▶ **Exercise goal**: Within the data below, state how many lines contain the string "十四年抗战". Provide the number only.

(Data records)
____

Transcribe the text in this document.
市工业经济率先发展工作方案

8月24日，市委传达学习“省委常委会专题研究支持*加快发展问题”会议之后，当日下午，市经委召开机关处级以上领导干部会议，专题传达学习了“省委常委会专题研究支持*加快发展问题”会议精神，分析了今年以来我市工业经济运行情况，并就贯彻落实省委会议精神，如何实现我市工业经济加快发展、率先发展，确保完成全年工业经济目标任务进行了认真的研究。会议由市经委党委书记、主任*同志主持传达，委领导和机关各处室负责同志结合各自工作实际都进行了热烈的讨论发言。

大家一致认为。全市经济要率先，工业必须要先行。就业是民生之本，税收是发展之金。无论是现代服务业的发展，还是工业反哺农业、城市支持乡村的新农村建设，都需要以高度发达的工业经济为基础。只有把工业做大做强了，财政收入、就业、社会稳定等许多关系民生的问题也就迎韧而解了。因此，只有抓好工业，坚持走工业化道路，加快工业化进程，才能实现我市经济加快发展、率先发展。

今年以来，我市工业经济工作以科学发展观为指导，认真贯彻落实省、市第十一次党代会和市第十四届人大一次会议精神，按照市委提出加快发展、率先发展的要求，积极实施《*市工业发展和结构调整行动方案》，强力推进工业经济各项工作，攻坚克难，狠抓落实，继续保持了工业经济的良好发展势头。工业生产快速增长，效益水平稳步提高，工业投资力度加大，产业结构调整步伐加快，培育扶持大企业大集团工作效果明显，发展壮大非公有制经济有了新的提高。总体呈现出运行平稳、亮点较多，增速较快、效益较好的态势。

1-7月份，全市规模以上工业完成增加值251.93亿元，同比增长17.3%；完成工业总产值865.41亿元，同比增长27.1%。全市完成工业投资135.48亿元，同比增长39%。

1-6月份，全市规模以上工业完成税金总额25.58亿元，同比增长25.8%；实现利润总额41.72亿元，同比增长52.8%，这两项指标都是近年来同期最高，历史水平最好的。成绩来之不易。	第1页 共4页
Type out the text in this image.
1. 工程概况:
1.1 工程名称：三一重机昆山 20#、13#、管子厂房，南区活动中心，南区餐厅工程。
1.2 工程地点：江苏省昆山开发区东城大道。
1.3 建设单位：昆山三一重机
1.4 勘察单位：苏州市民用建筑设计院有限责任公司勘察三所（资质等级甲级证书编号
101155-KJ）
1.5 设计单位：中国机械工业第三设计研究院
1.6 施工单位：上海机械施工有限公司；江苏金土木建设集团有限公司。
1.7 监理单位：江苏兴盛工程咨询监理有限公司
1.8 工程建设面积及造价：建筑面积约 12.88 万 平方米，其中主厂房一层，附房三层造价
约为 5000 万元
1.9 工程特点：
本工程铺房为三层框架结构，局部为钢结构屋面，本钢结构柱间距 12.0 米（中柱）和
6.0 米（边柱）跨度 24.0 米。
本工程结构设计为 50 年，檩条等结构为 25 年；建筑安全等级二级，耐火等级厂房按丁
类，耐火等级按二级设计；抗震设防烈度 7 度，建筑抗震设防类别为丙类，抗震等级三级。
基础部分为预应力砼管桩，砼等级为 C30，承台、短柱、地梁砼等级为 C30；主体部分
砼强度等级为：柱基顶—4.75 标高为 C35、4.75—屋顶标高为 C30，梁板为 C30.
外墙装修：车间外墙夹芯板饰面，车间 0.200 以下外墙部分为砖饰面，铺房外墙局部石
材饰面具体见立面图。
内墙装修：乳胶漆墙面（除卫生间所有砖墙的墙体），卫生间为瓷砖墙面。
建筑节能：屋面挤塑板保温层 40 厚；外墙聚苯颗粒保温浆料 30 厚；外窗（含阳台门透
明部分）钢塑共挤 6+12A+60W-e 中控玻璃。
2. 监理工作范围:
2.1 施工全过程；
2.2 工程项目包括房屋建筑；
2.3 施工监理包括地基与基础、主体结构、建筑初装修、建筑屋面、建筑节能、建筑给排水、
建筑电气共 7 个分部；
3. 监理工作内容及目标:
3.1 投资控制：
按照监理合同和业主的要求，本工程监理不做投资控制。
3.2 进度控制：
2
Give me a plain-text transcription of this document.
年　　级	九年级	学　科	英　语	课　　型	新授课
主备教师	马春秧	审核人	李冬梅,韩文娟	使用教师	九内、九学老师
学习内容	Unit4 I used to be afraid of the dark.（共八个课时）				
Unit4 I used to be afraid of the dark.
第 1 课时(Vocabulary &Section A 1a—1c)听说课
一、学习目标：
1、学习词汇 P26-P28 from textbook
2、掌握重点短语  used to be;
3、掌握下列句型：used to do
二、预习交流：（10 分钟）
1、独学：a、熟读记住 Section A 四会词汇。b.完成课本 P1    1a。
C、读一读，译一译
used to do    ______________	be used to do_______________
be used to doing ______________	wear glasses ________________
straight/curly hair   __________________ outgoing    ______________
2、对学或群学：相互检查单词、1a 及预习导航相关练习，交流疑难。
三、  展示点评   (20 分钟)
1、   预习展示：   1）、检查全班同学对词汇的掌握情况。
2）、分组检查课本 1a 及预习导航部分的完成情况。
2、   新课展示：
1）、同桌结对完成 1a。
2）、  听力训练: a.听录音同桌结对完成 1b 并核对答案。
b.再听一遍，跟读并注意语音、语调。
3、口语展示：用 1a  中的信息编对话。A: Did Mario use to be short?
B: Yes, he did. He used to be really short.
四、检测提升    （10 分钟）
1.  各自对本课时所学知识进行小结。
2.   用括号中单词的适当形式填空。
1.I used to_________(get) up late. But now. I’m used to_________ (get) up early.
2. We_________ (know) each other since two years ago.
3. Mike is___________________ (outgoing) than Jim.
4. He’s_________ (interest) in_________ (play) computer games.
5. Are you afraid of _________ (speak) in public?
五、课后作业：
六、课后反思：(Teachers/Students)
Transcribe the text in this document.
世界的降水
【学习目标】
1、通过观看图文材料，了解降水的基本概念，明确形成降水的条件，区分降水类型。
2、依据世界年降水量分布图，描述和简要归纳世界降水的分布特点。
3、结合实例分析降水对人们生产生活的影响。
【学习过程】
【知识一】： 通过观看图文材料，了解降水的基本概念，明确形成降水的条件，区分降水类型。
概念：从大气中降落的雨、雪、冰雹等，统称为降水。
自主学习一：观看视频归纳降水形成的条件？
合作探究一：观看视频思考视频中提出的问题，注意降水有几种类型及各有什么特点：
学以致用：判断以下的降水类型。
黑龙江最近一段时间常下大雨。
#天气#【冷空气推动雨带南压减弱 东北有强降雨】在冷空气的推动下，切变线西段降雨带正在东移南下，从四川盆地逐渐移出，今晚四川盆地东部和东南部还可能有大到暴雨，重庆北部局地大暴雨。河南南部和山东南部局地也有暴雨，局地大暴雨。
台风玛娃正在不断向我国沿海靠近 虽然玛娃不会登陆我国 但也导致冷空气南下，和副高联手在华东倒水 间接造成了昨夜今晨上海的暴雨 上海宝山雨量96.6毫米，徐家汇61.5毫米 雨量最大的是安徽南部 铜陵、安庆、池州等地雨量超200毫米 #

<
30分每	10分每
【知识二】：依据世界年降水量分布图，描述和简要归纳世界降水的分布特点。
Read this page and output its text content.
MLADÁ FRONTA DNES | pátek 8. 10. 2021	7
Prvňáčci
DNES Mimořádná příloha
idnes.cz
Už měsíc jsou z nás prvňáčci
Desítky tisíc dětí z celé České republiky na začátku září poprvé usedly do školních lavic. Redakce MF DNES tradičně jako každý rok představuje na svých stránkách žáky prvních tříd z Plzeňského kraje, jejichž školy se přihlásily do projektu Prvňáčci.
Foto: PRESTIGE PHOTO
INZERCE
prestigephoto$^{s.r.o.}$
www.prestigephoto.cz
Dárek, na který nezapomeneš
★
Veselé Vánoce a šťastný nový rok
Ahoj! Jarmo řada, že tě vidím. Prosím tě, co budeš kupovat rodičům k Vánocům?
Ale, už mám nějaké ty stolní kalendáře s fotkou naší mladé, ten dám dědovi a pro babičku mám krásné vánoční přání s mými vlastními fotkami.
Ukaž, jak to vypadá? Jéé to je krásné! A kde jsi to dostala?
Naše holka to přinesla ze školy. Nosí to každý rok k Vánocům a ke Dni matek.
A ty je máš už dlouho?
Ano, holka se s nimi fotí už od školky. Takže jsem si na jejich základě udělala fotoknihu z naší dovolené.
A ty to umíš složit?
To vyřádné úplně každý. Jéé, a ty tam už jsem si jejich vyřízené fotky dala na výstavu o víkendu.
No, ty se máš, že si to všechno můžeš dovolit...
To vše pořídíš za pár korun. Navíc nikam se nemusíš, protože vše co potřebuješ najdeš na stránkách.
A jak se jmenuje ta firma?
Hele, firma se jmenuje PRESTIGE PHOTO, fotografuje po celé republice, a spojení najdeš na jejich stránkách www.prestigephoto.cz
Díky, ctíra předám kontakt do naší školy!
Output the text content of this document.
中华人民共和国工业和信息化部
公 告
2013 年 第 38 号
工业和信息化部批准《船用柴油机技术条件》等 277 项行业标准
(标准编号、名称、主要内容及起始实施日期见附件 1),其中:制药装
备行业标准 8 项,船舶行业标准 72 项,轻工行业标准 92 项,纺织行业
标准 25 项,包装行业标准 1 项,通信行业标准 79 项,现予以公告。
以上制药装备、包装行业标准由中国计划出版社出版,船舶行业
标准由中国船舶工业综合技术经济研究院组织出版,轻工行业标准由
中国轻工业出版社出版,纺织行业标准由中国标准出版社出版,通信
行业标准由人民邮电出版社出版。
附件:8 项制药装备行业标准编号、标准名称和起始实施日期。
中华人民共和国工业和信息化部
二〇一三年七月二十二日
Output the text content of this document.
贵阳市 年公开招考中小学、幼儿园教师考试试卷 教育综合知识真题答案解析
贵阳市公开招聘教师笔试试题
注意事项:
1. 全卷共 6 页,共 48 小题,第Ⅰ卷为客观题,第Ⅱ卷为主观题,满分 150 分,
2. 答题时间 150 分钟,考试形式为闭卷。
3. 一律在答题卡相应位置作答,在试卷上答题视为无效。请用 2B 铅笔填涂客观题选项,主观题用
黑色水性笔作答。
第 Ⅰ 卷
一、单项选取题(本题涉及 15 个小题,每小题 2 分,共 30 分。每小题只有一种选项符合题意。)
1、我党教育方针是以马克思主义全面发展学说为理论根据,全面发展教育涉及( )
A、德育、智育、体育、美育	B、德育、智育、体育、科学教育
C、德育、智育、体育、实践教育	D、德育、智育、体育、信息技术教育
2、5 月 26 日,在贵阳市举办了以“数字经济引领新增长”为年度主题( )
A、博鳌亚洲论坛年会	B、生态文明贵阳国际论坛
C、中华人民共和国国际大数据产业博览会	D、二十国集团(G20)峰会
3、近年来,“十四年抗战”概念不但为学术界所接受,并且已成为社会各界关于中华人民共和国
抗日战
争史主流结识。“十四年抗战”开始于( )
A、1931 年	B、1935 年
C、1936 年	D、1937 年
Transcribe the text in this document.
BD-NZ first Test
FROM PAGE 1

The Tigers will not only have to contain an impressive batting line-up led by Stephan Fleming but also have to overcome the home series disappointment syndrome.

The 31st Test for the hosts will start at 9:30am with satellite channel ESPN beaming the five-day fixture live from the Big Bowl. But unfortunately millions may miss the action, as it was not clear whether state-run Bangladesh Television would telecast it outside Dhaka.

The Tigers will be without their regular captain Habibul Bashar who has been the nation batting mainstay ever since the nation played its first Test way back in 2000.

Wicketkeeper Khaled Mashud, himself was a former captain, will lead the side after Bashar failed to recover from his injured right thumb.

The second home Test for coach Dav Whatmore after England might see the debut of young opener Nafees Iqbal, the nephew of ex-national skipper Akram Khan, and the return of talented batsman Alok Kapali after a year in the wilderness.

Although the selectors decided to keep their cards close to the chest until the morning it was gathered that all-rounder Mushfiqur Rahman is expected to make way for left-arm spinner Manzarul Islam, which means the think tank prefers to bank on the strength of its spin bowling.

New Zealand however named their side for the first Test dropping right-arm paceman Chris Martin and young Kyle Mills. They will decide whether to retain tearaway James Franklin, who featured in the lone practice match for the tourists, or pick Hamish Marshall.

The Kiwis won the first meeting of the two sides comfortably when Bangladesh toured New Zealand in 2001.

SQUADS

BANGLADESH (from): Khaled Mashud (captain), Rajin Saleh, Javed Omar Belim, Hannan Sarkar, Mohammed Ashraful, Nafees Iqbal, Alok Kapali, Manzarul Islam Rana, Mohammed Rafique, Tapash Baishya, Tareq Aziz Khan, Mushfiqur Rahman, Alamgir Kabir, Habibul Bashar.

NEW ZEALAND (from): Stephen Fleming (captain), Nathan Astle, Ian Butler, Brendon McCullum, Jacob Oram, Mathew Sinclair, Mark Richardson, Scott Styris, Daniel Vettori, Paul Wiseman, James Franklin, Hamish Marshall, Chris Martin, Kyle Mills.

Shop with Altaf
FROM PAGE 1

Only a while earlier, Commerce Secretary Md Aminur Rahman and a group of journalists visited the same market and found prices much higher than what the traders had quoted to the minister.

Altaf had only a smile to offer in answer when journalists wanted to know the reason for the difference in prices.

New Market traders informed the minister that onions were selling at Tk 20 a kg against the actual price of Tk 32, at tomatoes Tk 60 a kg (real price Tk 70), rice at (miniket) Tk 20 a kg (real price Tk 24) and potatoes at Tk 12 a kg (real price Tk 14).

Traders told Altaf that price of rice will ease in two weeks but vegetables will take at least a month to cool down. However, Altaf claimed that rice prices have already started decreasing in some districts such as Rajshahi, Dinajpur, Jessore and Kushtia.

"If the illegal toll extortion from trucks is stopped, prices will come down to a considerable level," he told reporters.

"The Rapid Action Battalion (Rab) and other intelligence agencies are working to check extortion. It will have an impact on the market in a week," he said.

____

▶ **Finished answer**: 2